Return the lines that run from the line containing "Convert this screenshot" through the end of the entries, both ends included. Leave out all pictures.

Dataset excerpt
━━━━
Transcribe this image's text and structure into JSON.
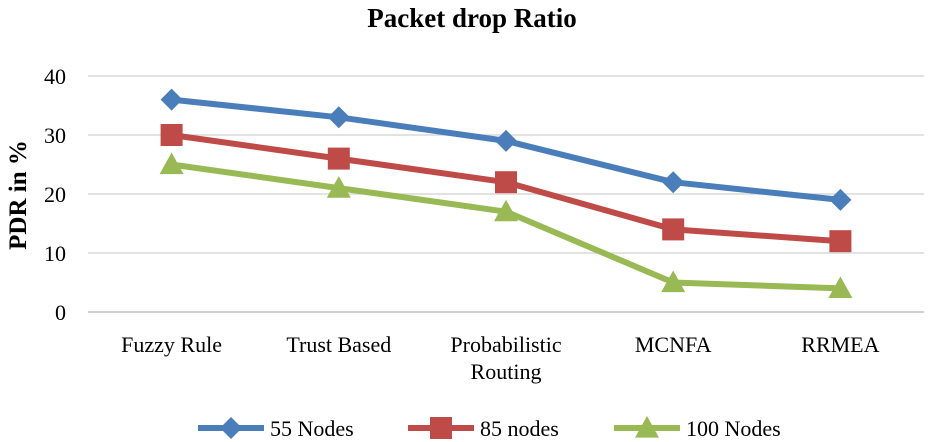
{
  "chart_data": {
    "type": "line",
    "title": "Packet drop Ratio",
    "xlabel": "",
    "ylabel": "PDR in %",
    "ylim": [
      0,
      40
    ],
    "yticks": [
      0,
      10,
      20,
      30,
      40
    ],
    "categories": [
      [
        "Fuzzy Rule"
      ],
      [
        "Trust Based"
      ],
      [
        "Probabilistic",
        "Routing"
      ],
      [
        "MCNFA"
      ],
      [
        "RRMEA"
      ]
    ],
    "series": [
      {
        "name": "55 Nodes",
        "color": "#4a7ebb",
        "marker": "diamond",
        "values": [
          36,
          33,
          29,
          22,
          19
        ]
      },
      {
        "name": "85 nodes",
        "color": "#be4b48",
        "marker": "square",
        "values": [
          30,
          26,
          22,
          14,
          12
        ]
      },
      {
        "name": "100 Nodes",
        "color": "#98b954",
        "marker": "triangle",
        "values": [
          25,
          21,
          17,
          5,
          4
        ]
      }
    ],
    "grid": true,
    "legend": "bottom"
  }
}
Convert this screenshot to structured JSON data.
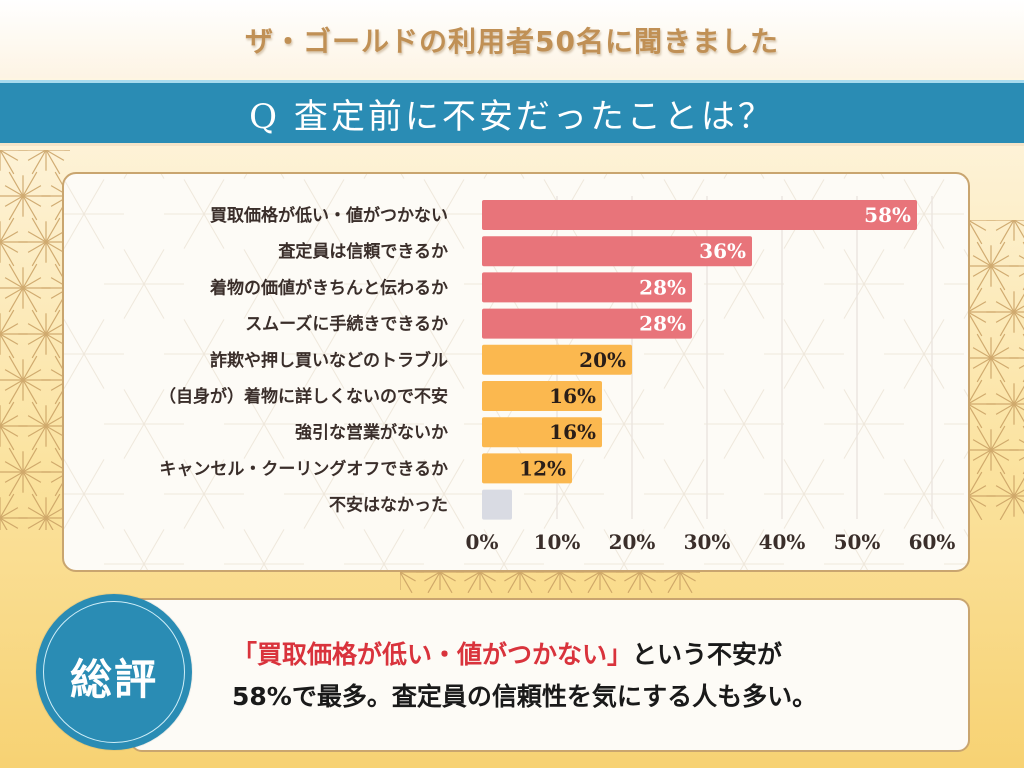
{
  "header": {
    "subtitle": "ザ・ゴールドの利用者50名に聞きました",
    "title": "Q 査定前に不安だったことは？"
  },
  "colors": {
    "title_bar": "#2a8cb4",
    "subtitle": "#c09055",
    "bar_top": "#e8747a",
    "bar_mid": "#fbb84f",
    "bar_none": "#d9dbe3",
    "highlight": "#d9333c"
  },
  "chart_data": {
    "type": "bar",
    "orientation": "horizontal",
    "title": "Q 査定前に不安だったことは？",
    "xlabel": "",
    "ylabel": "",
    "xlim": [
      0,
      60
    ],
    "x_ticks": [
      "0%",
      "10%",
      "20%",
      "30%",
      "40%",
      "50%",
      "60%"
    ],
    "grid": true,
    "categories": [
      "買取価格が低い・値がつかない",
      "査定員は信頼できるか",
      "着物の価値がきちんと伝わるか",
      "スムーズに手続きできるか",
      "詐欺や押し買いなどのトラブル",
      "（自身が）着物に詳しくないので不安",
      "強引な営業がないか",
      "キャンセル・クーリングオフできるか",
      "不安はなかった"
    ],
    "values": [
      58,
      36,
      28,
      28,
      20,
      16,
      16,
      12,
      4
    ],
    "value_labels": [
      "58%",
      "36%",
      "28%",
      "28%",
      "20%",
      "16%",
      "16%",
      "12%",
      ""
    ],
    "bar_groups": [
      "top",
      "top",
      "top",
      "top",
      "mid",
      "mid",
      "mid",
      "mid",
      "none"
    ]
  },
  "summary": {
    "badge": "総評",
    "highlight": "「買取価格が低い・値がつかない」",
    "line1_rest": "という不安が",
    "line2": "58%で最多。査定員の信頼性を気にする人も多い。"
  }
}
━━━━
Response for this exercise>
Convert this screenshot to structured JSON data.
{
  "header": {
    "subtitle": "ザ・ゴールドの利用者50名に聞きました",
    "title": "Q 査定前に不安だったことは？"
  },
  "colors": {
    "title_bar": "#2a8cb4",
    "subtitle": "#c09055",
    "bar_top": "#e8747a",
    "bar_mid": "#fbb84f",
    "bar_none": "#d9dbe3",
    "highlight": "#d9333c"
  },
  "chart_data": {
    "type": "bar",
    "orientation": "horizontal",
    "title": "Q 査定前に不安だったことは？",
    "xlabel": "",
    "ylabel": "",
    "xlim": [
      0,
      60
    ],
    "x_ticks": [
      "0%",
      "10%",
      "20%",
      "30%",
      "40%",
      "50%",
      "60%"
    ],
    "grid": true,
    "categories": [
      "買取価格が低い・値がつかない",
      "査定員は信頼できるか",
      "着物の価値がきちんと伝わるか",
      "スムーズに手続きできるか",
      "詐欺や押し買いなどのトラブル",
      "（自身が）着物に詳しくないので不安",
      "強引な営業がないか",
      "キャンセル・クーリングオフできるか",
      "不安はなかった"
    ],
    "values": [
      58,
      36,
      28,
      28,
      20,
      16,
      16,
      12,
      4
    ],
    "value_labels": [
      "58%",
      "36%",
      "28%",
      "28%",
      "20%",
      "16%",
      "16%",
      "12%",
      ""
    ],
    "bar_groups": [
      "top",
      "top",
      "top",
      "top",
      "mid",
      "mid",
      "mid",
      "mid",
      "none"
    ]
  },
  "summary": {
    "badge": "総評",
    "highlight": "「買取価格が低い・値がつかない」",
    "line1_rest": "という不安が",
    "line2": "58%で最多。査定員の信頼性を気にする人も多い。"
  }
}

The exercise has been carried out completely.